### WHAT NEEDS TO BE DONE
Each entry that follows must be output without any deviation.

### DATA SECTION
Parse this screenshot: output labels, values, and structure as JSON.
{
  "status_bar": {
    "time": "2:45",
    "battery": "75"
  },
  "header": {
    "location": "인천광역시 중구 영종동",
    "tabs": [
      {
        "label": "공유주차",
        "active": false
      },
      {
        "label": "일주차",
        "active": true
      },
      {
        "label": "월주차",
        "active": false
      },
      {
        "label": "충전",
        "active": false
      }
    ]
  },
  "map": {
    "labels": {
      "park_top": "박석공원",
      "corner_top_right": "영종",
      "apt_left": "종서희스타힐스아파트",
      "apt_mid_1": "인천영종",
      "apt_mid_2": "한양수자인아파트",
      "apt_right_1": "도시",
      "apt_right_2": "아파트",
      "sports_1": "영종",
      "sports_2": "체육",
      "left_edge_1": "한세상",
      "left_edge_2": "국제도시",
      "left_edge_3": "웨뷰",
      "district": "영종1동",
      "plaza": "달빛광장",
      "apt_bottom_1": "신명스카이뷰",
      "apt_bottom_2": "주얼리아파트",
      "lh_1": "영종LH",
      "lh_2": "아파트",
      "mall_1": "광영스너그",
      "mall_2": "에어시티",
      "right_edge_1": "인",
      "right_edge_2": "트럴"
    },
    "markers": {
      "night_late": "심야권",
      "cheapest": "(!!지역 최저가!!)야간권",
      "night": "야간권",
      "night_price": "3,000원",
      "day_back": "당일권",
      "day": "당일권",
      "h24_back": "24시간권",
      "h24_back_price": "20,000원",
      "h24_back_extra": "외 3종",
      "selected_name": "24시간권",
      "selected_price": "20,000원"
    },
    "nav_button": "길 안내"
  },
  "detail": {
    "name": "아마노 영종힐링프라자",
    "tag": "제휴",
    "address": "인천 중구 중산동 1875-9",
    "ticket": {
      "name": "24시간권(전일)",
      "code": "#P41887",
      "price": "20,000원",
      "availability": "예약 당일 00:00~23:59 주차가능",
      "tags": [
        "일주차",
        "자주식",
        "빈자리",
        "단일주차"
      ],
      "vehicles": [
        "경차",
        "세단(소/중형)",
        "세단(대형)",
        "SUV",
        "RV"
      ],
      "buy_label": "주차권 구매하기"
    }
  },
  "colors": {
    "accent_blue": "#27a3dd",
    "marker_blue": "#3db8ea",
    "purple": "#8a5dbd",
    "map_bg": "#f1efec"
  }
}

### EXERCISE SOLUTION
Parse this screenshot: output labels, values, and structure as JSON.
{
  "status_bar": {
    "time": "2:45",
    "battery": "75"
  },
  "header": {
    "location": "인천광역시 중구 영종동",
    "tabs": [
      {
        "label": "공유주차",
        "active": false
      },
      {
        "label": "일주차",
        "active": true
      },
      {
        "label": "월주차",
        "active": false
      },
      {
        "label": "충전",
        "active": false
      }
    ]
  },
  "map": {
    "labels": {
      "park_top": "박석공원",
      "corner_top_right": "영종",
      "apt_left": "종서희스타힐스아파트",
      "apt_mid_1": "인천영종",
      "apt_mid_2": "한양수자인아파트",
      "apt_right_1": "도시",
      "apt_right_2": "아파트",
      "sports_1": "영종",
      "sports_2": "체육",
      "left_edge_1": "한세상",
      "left_edge_2": "국제도시",
      "left_edge_3": "웨뷰",
      "district": "영종1동",
      "plaza": "달빛광장",
      "apt_bottom_1": "신명스카이뷰",
      "apt_bottom_2": "주얼리아파트",
      "lh_1": "영종LH",
      "lh_2": "아파트",
      "mall_1": "광영스너그",
      "mall_2": "에어시티",
      "right_edge_1": "인",
      "right_edge_2": "트럴"
    },
    "markers": {
      "night_late": "심야권",
      "cheapest": "(!!지역 최저가!!)야간권",
      "night": "야간권",
      "night_price": "3,000원",
      "day_back": "당일권",
      "day": "당일권",
      "h24_back": "24시간권",
      "h24_back_price": "20,000원",
      "h24_back_extra": "외 3종",
      "selected_name": "24시간권",
      "selected_price": "20,000원"
    },
    "nav_button": "길 안내"
  },
  "detail": {
    "name": "아마노 영종힐링프라자",
    "tag": "제휴",
    "address": "인천 중구 중산동 1875-9",
    "ticket": {
      "name": "24시간권(전일)",
      "code": "#P41887",
      "price": "20,000원",
      "availability": "예약 당일 00:00~23:59 주차가능",
      "tags": [
        "일주차",
        "자주식",
        "빈자리",
        "단일주차"
      ],
      "vehicles": [
        "경차",
        "세단(소/중형)",
        "세단(대형)",
        "SUV",
        "RV"
      ],
      "buy_label": "주차권 구매하기"
    }
  },
  "colors": {
    "accent_blue": "#27a3dd",
    "marker_blue": "#3db8ea",
    "purple": "#8a5dbd",
    "map_bg": "#f1efec"
  }
}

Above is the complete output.